:: ENTRIES
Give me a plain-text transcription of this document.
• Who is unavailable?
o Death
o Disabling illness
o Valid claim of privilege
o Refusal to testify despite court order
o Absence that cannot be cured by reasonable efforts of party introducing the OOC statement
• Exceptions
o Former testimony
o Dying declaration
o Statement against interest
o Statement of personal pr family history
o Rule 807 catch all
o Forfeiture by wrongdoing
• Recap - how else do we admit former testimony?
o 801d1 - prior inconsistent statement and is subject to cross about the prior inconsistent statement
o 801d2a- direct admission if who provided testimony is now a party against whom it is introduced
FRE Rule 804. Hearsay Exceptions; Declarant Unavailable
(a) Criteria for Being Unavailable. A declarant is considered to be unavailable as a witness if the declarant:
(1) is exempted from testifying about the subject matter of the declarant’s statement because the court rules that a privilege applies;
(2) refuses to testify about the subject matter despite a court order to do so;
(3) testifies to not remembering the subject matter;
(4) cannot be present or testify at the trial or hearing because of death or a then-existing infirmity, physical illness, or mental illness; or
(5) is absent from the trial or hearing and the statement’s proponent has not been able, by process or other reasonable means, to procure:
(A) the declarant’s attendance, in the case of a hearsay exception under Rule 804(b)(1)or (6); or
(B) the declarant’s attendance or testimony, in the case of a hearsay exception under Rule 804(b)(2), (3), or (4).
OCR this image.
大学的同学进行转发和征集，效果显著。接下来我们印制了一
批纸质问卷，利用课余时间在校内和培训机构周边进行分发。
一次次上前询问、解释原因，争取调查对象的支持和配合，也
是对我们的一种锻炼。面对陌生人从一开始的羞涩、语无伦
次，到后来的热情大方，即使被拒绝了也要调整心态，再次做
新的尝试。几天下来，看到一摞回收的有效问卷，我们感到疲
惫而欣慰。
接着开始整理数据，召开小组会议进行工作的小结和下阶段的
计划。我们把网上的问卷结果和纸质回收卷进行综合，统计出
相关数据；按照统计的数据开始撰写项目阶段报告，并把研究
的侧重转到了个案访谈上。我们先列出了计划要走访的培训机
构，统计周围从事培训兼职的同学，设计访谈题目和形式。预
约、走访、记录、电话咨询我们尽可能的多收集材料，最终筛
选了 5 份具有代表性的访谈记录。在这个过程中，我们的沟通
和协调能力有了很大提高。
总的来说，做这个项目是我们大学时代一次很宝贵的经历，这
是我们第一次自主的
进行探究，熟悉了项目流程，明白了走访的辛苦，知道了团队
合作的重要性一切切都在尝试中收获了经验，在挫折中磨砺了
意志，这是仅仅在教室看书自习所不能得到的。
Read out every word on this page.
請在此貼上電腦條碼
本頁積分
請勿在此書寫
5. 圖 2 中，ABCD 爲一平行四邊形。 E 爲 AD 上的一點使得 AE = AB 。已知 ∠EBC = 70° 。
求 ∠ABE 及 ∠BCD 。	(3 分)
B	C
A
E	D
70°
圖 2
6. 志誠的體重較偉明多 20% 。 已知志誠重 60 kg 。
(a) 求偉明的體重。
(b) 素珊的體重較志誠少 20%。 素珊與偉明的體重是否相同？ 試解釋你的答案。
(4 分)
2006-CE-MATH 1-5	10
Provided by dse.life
::::
# GIVEN REQUEST:
Copy each line of the data exactly, leaving nothing out.

# ANSWER BELOW:
Give me a plain-text transcription of this document.
• Who is unavailable?
o Death
o Disabling illness
o Valid claim of privilege
o Refusal to testify despite court order
o Absence that cannot be cured by reasonable efforts of party introducing the OOC statement
• Exceptions
o Former testimony
o Dying declaration
o Statement against interest
o Statement of personal pr family history
o Rule 807 catch all
o Forfeiture by wrongdoing
• Recap - how else do we admit former testimony?
o 801d1 - prior inconsistent statement and is subject to cross about the prior inconsistent statement
o 801d2a- direct admission if who provided testimony is now a party against whom it is introduced
FRE Rule 804. Hearsay Exceptions; Declarant Unavailable
(a) Criteria for Being Unavailable. A declarant is considered to be unavailable as a witness if the declarant:
(1) is exempted from testifying about the subject matter of the declarant’s statement because the court rules that a privilege applies;
(2) refuses to testify about the subject matter despite a court order to do so;
(3) testifies to not remembering the subject matter;
(4) cannot be present or testify at the trial or hearing because of death or a then-existing infirmity, physical illness, or mental illness; or
(5) is absent from the trial or hearing and the statement’s proponent has not been able, by process or other reasonable means, to procure:
(A) the declarant’s attendance, in the case of a hearsay exception under Rule 804(b)(1)or (6); or
(B) the declarant’s attendance or testimony, in the case of a hearsay exception under Rule 804(b)(2), (3), or (4).
OCR this image.
大学的同学进行转发和征集，效果显著。接下来我们印制了一
批纸质问卷，利用课余时间在校内和培训机构周边进行分发。
一次次上前询问、解释原因，争取调查对象的支持和配合，也
是对我们的一种锻炼。面对陌生人从一开始的羞涩、语无伦
次，到后来的热情大方，即使被拒绝了也要调整心态，再次做
新的尝试。几天下来，看到一摞回收的有效问卷，我们感到疲
惫而欣慰。
接着开始整理数据，召开小组会议进行工作的小结和下阶段的
计划。我们把网上的问卷结果和纸质回收卷进行综合，统计出
相关数据；按照统计的数据开始撰写项目阶段报告，并把研究
的侧重转到了个案访谈上。我们先列出了计划要走访的培训机
构，统计周围从事培训兼职的同学，设计访谈题目和形式。预
约、走访、记录、电话咨询我们尽可能的多收集材料，最终筛
选了 5 份具有代表性的访谈记录。在这个过程中，我们的沟通
和协调能力有了很大提高。
总的来说，做这个项目是我们大学时代一次很宝贵的经历，这
是我们第一次自主的
进行探究，熟悉了项目流程，明白了走访的辛苦，知道了团队
合作的重要性一切切都在尝试中收获了经验，在挫折中磨砺了
意志，这是仅仅在教室看书自习所不能得到的。
Read out every word on this page.
請在此貼上電腦條碼
本頁積分
請勿在此書寫
5. 圖 2 中，ABCD 爲一平行四邊形。 E 爲 AD 上的一點使得 AE = AB 。已知 ∠EBC = 70° 。
求 ∠ABE 及 ∠BCD 。	(3 分)
B	C
A
E	D
70°
圖 2
6. 志誠的體重較偉明多 20% 。 已知志誠重 60 kg 。
(a) 求偉明的體重。
(b) 素珊的體重較志誠少 20%。 素珊與偉明的體重是否相同？ 試解釋你的答案。
(4 分)
2006-CE-MATH 1-5	10
Provided by dse.life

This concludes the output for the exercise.